* Problem statement *
For the data below, work out how many lines contain the word "name" and supply only that number.

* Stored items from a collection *
════════

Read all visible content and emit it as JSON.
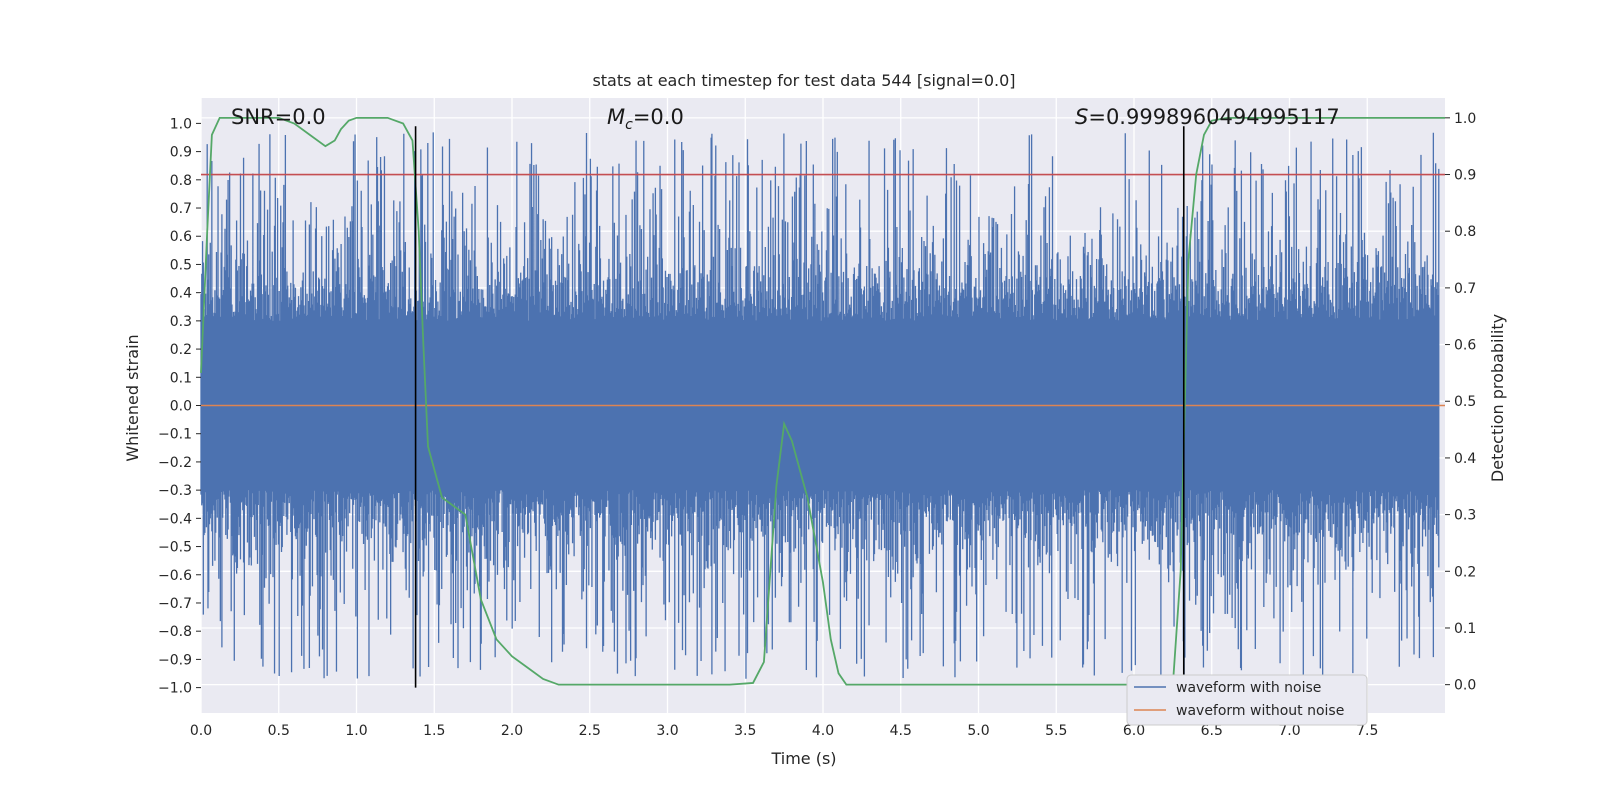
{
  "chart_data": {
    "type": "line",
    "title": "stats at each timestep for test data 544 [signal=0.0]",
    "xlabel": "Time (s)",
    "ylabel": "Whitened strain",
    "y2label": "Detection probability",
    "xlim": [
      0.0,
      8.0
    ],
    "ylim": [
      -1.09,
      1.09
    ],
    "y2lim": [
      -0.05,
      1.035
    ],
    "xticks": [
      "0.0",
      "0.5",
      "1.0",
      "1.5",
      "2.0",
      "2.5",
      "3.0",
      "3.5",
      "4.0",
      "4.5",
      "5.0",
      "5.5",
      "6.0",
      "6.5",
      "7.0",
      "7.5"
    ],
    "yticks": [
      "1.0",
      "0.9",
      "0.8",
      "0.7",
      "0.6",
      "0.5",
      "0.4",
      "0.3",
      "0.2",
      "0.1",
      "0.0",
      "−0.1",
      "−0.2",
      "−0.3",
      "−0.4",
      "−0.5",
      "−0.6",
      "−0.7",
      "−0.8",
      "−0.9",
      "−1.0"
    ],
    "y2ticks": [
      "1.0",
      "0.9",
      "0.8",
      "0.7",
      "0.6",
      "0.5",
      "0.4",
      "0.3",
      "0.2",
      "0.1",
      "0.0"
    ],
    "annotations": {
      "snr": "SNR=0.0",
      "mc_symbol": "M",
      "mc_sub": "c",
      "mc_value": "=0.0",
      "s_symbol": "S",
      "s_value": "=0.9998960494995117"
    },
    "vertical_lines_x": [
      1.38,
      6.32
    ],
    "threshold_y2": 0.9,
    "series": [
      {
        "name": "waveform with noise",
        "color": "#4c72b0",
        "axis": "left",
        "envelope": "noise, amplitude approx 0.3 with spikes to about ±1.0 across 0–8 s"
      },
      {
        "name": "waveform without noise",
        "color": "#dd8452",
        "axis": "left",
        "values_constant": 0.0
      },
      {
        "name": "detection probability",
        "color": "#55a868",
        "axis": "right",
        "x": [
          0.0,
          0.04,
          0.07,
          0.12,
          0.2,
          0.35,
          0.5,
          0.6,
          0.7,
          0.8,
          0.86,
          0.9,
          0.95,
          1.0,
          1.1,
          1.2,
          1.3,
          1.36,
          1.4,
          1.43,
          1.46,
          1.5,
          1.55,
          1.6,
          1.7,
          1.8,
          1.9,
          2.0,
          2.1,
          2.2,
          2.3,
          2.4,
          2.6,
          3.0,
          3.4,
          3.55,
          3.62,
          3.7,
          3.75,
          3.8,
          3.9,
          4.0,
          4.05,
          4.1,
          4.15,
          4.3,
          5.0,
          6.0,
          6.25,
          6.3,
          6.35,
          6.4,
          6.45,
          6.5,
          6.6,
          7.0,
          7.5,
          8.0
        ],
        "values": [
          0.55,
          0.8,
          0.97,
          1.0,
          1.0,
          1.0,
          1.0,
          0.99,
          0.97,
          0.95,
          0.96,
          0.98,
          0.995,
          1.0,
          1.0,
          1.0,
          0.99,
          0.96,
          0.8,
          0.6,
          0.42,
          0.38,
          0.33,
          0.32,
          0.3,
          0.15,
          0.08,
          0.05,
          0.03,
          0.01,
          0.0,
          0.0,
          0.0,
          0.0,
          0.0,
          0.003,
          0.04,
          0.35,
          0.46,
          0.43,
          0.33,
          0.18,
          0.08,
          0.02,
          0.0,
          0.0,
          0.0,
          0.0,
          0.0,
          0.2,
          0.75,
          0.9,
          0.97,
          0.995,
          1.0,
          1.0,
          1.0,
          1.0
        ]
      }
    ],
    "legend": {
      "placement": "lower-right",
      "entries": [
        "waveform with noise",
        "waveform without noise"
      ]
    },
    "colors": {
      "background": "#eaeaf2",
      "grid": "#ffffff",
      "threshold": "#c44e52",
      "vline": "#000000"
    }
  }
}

════════

* Reply to the task *
3